**WHAT TO WORK ON:** Give all of the lines again, with nothing added or dropped.

Part of a data file

-- start --

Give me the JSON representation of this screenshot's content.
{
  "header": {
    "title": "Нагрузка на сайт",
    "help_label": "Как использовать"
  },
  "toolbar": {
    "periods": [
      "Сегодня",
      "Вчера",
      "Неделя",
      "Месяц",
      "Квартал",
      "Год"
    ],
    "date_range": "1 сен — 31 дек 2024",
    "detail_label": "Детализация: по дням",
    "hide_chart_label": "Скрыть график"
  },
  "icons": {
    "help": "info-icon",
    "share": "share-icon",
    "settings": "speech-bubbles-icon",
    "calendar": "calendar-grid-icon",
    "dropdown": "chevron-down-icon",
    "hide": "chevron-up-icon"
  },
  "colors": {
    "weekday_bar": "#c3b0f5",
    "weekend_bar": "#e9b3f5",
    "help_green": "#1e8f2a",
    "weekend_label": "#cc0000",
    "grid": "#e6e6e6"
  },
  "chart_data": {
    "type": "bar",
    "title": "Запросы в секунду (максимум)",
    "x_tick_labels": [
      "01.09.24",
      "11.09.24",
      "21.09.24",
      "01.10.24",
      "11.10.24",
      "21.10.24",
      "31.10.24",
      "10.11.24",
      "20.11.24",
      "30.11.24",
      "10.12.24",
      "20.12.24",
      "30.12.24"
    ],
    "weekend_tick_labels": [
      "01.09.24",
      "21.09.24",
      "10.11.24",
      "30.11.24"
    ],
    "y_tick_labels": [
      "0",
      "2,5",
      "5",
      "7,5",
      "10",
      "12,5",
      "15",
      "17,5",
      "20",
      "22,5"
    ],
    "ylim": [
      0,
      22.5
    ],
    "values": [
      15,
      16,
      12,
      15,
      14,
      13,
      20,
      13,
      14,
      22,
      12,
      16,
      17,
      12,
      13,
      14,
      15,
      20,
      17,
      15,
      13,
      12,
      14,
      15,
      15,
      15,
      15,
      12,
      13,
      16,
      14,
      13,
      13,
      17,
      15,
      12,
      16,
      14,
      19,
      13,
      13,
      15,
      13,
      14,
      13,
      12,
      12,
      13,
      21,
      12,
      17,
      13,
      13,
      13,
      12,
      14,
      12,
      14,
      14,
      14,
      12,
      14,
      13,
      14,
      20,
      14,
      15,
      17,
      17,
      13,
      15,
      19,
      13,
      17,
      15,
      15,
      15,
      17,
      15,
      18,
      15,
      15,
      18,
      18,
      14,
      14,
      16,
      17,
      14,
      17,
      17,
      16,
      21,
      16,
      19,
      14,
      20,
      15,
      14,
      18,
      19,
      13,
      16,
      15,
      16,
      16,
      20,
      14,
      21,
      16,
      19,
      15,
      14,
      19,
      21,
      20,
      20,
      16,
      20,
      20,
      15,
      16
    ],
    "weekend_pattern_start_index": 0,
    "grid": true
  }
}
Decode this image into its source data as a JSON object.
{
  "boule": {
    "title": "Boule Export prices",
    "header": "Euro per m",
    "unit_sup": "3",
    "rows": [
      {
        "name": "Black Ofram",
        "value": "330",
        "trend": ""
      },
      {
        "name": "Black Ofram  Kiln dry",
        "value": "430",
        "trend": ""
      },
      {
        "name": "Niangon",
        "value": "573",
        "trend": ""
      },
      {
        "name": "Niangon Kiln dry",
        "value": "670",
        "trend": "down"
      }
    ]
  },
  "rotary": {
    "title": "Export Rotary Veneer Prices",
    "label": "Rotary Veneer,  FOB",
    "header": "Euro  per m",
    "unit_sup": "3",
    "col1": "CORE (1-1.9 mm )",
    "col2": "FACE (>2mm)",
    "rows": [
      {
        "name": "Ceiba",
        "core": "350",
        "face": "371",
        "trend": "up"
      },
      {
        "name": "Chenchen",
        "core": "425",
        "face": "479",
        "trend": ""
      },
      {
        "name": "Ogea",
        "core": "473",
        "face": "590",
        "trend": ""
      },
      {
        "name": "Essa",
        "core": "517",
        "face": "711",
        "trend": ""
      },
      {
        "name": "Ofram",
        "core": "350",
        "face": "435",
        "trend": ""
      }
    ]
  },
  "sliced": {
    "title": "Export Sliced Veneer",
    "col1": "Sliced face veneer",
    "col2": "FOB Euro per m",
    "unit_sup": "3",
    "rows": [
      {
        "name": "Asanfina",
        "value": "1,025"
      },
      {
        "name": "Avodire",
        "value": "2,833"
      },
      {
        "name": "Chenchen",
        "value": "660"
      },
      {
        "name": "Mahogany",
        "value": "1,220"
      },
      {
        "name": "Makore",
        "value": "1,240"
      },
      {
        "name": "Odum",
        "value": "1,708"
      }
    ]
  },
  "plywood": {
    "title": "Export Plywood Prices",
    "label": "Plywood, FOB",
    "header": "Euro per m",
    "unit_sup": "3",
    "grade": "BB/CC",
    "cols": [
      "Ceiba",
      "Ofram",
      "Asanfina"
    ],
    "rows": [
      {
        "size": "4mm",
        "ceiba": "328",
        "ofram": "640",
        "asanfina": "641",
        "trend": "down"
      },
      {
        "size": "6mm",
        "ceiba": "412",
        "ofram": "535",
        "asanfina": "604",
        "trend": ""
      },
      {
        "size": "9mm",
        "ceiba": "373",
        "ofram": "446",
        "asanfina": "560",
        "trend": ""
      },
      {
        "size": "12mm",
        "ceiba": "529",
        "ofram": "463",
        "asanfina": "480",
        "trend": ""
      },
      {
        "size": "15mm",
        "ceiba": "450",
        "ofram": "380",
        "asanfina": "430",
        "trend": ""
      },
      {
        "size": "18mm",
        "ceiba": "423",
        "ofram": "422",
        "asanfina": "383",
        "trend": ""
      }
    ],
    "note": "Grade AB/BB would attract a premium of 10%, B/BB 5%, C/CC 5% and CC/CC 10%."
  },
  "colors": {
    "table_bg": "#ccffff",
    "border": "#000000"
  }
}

-- end --

**ANSWER TO THE TASK:**
Give me the JSON representation of this screenshot's content.
{
  "header": {
    "title": "Нагрузка на сайт",
    "help_label": "Как использовать"
  },
  "toolbar": {
    "periods": [
      "Сегодня",
      "Вчера",
      "Неделя",
      "Месяц",
      "Квартал",
      "Год"
    ],
    "date_range": "1 сен — 31 дек 2024",
    "detail_label": "Детализация: по дням",
    "hide_chart_label": "Скрыть график"
  },
  "icons": {
    "help": "info-icon",
    "share": "share-icon",
    "settings": "speech-bubbles-icon",
    "calendar": "calendar-grid-icon",
    "dropdown": "chevron-down-icon",
    "hide": "chevron-up-icon"
  },
  "colors": {
    "weekday_bar": "#c3b0f5",
    "weekend_bar": "#e9b3f5",
    "help_green": "#1e8f2a",
    "weekend_label": "#cc0000",
    "grid": "#e6e6e6"
  },
  "chart_data": {
    "type": "bar",
    "title": "Запросы в секунду (максимум)",
    "x_tick_labels": [
      "01.09.24",
      "11.09.24",
      "21.09.24",
      "01.10.24",
      "11.10.24",
      "21.10.24",
      "31.10.24",
      "10.11.24",
      "20.11.24",
      "30.11.24",
      "10.12.24",
      "20.12.24",
      "30.12.24"
    ],
    "weekend_tick_labels": [
      "01.09.24",
      "21.09.24",
      "10.11.24",
      "30.11.24"
    ],
    "y_tick_labels": [
      "0",
      "2,5",
      "5",
      "7,5",
      "10",
      "12,5",
      "15",
      "17,5",
      "20",
      "22,5"
    ],
    "ylim": [
      0,
      22.5
    ],
    "values": [
      15,
      16,
      12,
      15,
      14,
      13,
      20,
      13,
      14,
      22,
      12,
      16,
      17,
      12,
      13,
      14,
      15,
      20,
      17,
      15,
      13,
      12,
      14,
      15,
      15,
      15,
      15,
      12,
      13,
      16,
      14,
      13,
      13,
      17,
      15,
      12,
      16,
      14,
      19,
      13,
      13,
      15,
      13,
      14,
      13,
      12,
      12,
      13,
      21,
      12,
      17,
      13,
      13,
      13,
      12,
      14,
      12,
      14,
      14,
      14,
      12,
      14,
      13,
      14,
      20,
      14,
      15,
      17,
      17,
      13,
      15,
      19,
      13,
      17,
      15,
      15,
      15,
      17,
      15,
      18,
      15,
      15,
      18,
      18,
      14,
      14,
      16,
      17,
      14,
      17,
      17,
      16,
      21,
      16,
      19,
      14,
      20,
      15,
      14,
      18,
      19,
      13,
      16,
      15,
      16,
      16,
      20,
      14,
      21,
      16,
      19,
      15,
      14,
      19,
      21,
      20,
      20,
      16,
      20,
      20,
      15,
      16
    ],
    "weekend_pattern_start_index": 0,
    "grid": true
  }
}
Decode this image into its source data as a JSON object.
{
  "boule": {
    "title": "Boule Export prices",
    "header": "Euro per m",
    "unit_sup": "3",
    "rows": [
      {
        "name": "Black Ofram",
        "value": "330",
        "trend": ""
      },
      {
        "name": "Black Ofram  Kiln dry",
        "value": "430",
        "trend": ""
      },
      {
        "name": "Niangon",
        "value": "573",
        "trend": ""
      },
      {
        "name": "Niangon Kiln dry",
        "value": "670",
        "trend": "down"
      }
    ]
  },
  "rotary": {
    "title": "Export Rotary Veneer Prices",
    "label": "Rotary Veneer,  FOB",
    "header": "Euro  per m",
    "unit_sup": "3",
    "col1": "CORE (1-1.9 mm )",
    "col2": "FACE (>2mm)",
    "rows": [
      {
        "name": "Ceiba",
        "core": "350",
        "face": "371",
        "trend": "up"
      },
      {
        "name": "Chenchen",
        "core": "425",
        "face": "479",
        "trend": ""
      },
      {
        "name": "Ogea",
        "core": "473",
        "face": "590",
        "trend": ""
      },
      {
        "name": "Essa",
        "core": "517",
        "face": "711",
        "trend": ""
      },
      {
        "name": "Ofram",
        "core": "350",
        "face": "435",
        "trend": ""
      }
    ]
  },
  "sliced": {
    "title": "Export Sliced Veneer",
    "col1": "Sliced face veneer",
    "col2": "FOB Euro per m",
    "unit_sup": "3",
    "rows": [
      {
        "name": "Asanfina",
        "value": "1,025"
      },
      {
        "name": "Avodire",
        "value": "2,833"
      },
      {
        "name": "Chenchen",
        "value": "660"
      },
      {
        "name": "Mahogany",
        "value": "1,220"
      },
      {
        "name": "Makore",
        "value": "1,240"
      },
      {
        "name": "Odum",
        "value": "1,708"
      }
    ]
  },
  "plywood": {
    "title": "Export Plywood Prices",
    "label": "Plywood, FOB",
    "header": "Euro per m",
    "unit_sup": "3",
    "grade": "BB/CC",
    "cols": [
      "Ceiba",
      "Ofram",
      "Asanfina"
    ],
    "rows": [
      {
        "size": "4mm",
        "ceiba": "328",
        "ofram": "640",
        "asanfina": "641",
        "trend": "down"
      },
      {
        "size": "6mm",
        "ceiba": "412",
        "ofram": "535",
        "asanfina": "604",
        "trend": ""
      },
      {
        "size": "9mm",
        "ceiba": "373",
        "ofram": "446",
        "asanfina": "560",
        "trend": ""
      },
      {
        "size": "12mm",
        "ceiba": "529",
        "ofram": "463",
        "asanfina": "480",
        "trend": ""
      },
      {
        "size": "15mm",
        "ceiba": "450",
        "ofram": "380",
        "asanfina": "430",
        "trend": ""
      },
      {
        "size": "18mm",
        "ceiba": "423",
        "ofram": "422",
        "asanfina": "383",
        "trend": ""
      }
    ],
    "note": "Grade AB/BB would attract a premium of 10%, B/BB 5%, C/CC 5% and CC/CC 10%."
  },
  "colors": {
    "table_bg": "#ccffff",
    "border": "#000000"
  }
}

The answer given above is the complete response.